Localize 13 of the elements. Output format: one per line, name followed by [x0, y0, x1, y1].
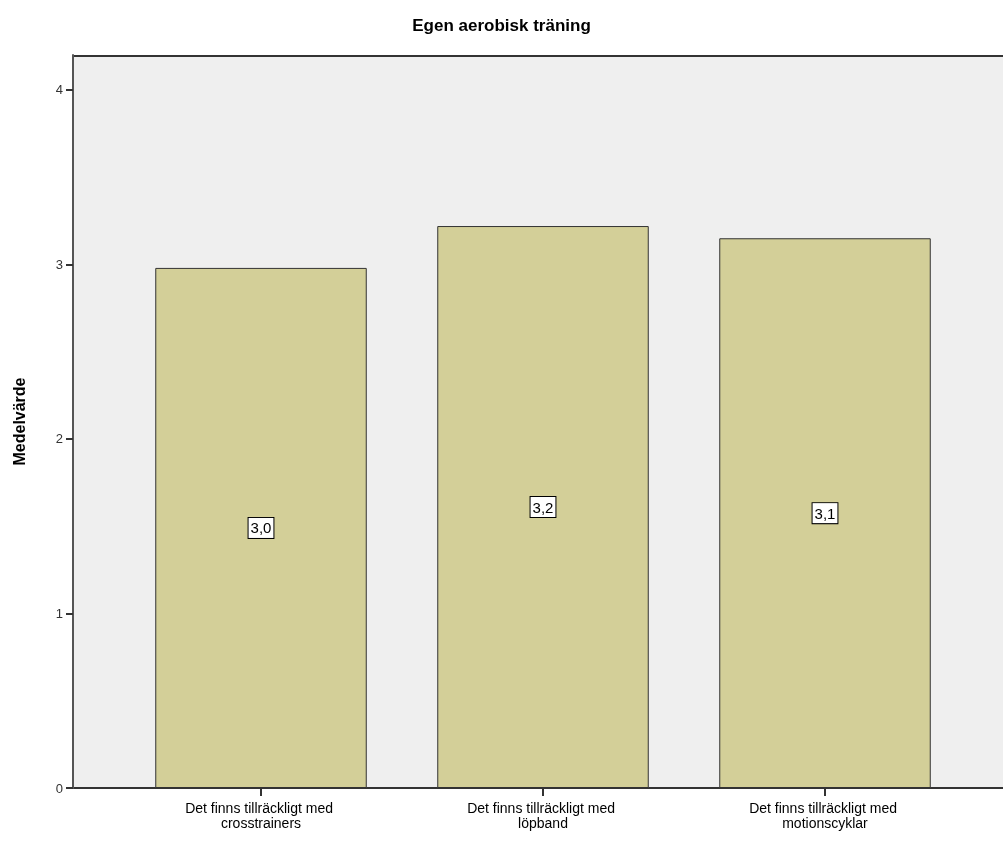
y-tick-label: 4 [55, 82, 63, 98]
x-tick-label: Det finns tillräckligt med motionscyklar [749, 799, 901, 831]
y-axis-title: Medelvärde [10, 377, 28, 466]
y-tick-label: 2 [55, 431, 63, 447]
data-label: 3,0 [250, 519, 272, 537]
y-tick-label: 3 [55, 256, 63, 272]
y-tick-label: 1 [55, 605, 63, 621]
y-tick-label: 0 [55, 780, 63, 796]
x-tick-label: Det finns tillräckligt med crosstrainers [185, 799, 337, 831]
chart-title: Egen aerobisk träning [412, 16, 591, 35]
data-label: 3,1 [814, 504, 836, 522]
data-label: 3,2 [532, 498, 554, 516]
x-tick-label: Det finns tillräckligt med löpband [467, 799, 619, 831]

----------

- [Set problem]: Retype the listing above line for line, leaving out the pictures.

- [Result for this exercise]:
Localize 13 of the elements. Output format: one per line, name followed by [x0, y0, x1, y1].
y-tick-label: 4 [55, 82, 63, 98]
x-tick-label: Det finns tillräckligt med motionscyklar [749, 799, 901, 831]
y-axis-title: Medelvärde [10, 377, 28, 466]
y-tick-label: 2 [55, 431, 63, 447]
data-label: 3,0 [250, 519, 272, 537]
y-tick-label: 3 [55, 256, 63, 272]
y-tick-label: 1 [55, 605, 63, 621]
y-tick-label: 0 [55, 780, 63, 796]
x-tick-label: Det finns tillräckligt med crosstrainers [185, 799, 337, 831]
chart-title: Egen aerobisk träning [412, 16, 591, 35]
data-label: 3,1 [814, 504, 836, 522]
data-label: 3,2 [532, 498, 554, 516]
x-tick-label: Det finns tillräckligt med löpband [467, 799, 619, 831]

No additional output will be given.